--- RECORDS SHOWN ---

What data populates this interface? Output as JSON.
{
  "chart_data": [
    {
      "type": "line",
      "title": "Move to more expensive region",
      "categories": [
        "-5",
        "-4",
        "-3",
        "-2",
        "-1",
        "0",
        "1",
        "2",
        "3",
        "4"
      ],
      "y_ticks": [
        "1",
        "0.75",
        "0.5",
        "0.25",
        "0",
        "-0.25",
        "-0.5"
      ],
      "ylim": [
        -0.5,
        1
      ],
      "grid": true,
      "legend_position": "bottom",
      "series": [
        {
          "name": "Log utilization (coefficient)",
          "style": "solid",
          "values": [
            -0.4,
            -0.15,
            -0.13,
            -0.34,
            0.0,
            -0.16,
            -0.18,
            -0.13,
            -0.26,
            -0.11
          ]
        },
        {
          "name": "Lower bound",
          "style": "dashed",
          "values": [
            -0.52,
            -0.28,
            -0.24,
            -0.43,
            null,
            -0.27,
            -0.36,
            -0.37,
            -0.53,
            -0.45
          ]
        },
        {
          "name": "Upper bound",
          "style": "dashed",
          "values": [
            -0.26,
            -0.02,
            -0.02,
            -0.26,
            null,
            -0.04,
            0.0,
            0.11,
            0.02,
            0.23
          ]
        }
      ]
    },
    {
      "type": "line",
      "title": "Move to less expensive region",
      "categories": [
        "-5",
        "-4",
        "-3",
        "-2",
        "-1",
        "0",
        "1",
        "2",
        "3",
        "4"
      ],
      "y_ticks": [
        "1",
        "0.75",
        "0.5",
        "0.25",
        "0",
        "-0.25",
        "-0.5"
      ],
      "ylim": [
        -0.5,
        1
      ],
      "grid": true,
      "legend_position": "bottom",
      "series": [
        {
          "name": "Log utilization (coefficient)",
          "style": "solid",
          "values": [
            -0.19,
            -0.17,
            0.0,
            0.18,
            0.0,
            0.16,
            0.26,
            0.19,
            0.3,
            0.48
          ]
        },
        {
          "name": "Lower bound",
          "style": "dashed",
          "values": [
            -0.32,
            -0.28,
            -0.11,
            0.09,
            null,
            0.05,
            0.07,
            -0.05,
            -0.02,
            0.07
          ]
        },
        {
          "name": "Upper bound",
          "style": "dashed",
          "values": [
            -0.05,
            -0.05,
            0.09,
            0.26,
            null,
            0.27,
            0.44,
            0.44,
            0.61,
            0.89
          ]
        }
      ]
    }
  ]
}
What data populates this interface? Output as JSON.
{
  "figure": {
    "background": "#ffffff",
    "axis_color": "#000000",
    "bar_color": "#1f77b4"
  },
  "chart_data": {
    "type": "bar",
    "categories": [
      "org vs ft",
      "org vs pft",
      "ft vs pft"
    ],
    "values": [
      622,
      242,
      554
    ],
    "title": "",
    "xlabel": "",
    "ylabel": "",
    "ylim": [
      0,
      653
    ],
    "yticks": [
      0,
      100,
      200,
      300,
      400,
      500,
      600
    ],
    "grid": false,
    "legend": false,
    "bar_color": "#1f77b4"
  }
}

---

Reproduce every line of the material above exactly.

What data populates this interface? Output as JSON.
{
  "chart_data": [
    {
      "type": "line",
      "title": "Move to more expensive region",
      "categories": [
        "-5",
        "-4",
        "-3",
        "-2",
        "-1",
        "0",
        "1",
        "2",
        "3",
        "4"
      ],
      "y_ticks": [
        "1",
        "0.75",
        "0.5",
        "0.25",
        "0",
        "-0.25",
        "-0.5"
      ],
      "ylim": [
        -0.5,
        1
      ],
      "grid": true,
      "legend_position": "bottom",
      "series": [
        {
          "name": "Log utilization (coefficient)",
          "style": "solid",
          "values": [
            -0.4,
            -0.15,
            -0.13,
            -0.34,
            0.0,
            -0.16,
            -0.18,
            -0.13,
            -0.26,
            -0.11
          ]
        },
        {
          "name": "Lower bound",
          "style": "dashed",
          "values": [
            -0.52,
            -0.28,
            -0.24,
            -0.43,
            null,
            -0.27,
            -0.36,
            -0.37,
            -0.53,
            -0.45
          ]
        },
        {
          "name": "Upper bound",
          "style": "dashed",
          "values": [
            -0.26,
            -0.02,
            -0.02,
            -0.26,
            null,
            -0.04,
            0.0,
            0.11,
            0.02,
            0.23
          ]
        }
      ]
    },
    {
      "type": "line",
      "title": "Move to less expensive region",
      "categories": [
        "-5",
        "-4",
        "-3",
        "-2",
        "-1",
        "0",
        "1",
        "2",
        "3",
        "4"
      ],
      "y_ticks": [
        "1",
        "0.75",
        "0.5",
        "0.25",
        "0",
        "-0.25",
        "-0.5"
      ],
      "ylim": [
        -0.5,
        1
      ],
      "grid": true,
      "legend_position": "bottom",
      "series": [
        {
          "name": "Log utilization (coefficient)",
          "style": "solid",
          "values": [
            -0.19,
            -0.17,
            0.0,
            0.18,
            0.0,
            0.16,
            0.26,
            0.19,
            0.3,
            0.48
          ]
        },
        {
          "name": "Lower bound",
          "style": "dashed",
          "values": [
            -0.32,
            -0.28,
            -0.11,
            0.09,
            null,
            0.05,
            0.07,
            -0.05,
            -0.02,
            0.07
          ]
        },
        {
          "name": "Upper bound",
          "style": "dashed",
          "values": [
            -0.05,
            -0.05,
            0.09,
            0.26,
            null,
            0.27,
            0.44,
            0.44,
            0.61,
            0.89
          ]
        }
      ]
    }
  ]
}
What data populates this interface? Output as JSON.
{
  "figure": {
    "background": "#ffffff",
    "axis_color": "#000000",
    "bar_color": "#1f77b4"
  },
  "chart_data": {
    "type": "bar",
    "categories": [
      "org vs ft",
      "org vs pft",
      "ft vs pft"
    ],
    "values": [
      622,
      242,
      554
    ],
    "title": "",
    "xlabel": "",
    "ylabel": "",
    "ylim": [
      0,
      653
    ],
    "yticks": [
      0,
      100,
      200,
      300,
      400,
      500,
      600
    ],
    "grid": false,
    "legend": false,
    "bar_color": "#1f77b4"
  }
}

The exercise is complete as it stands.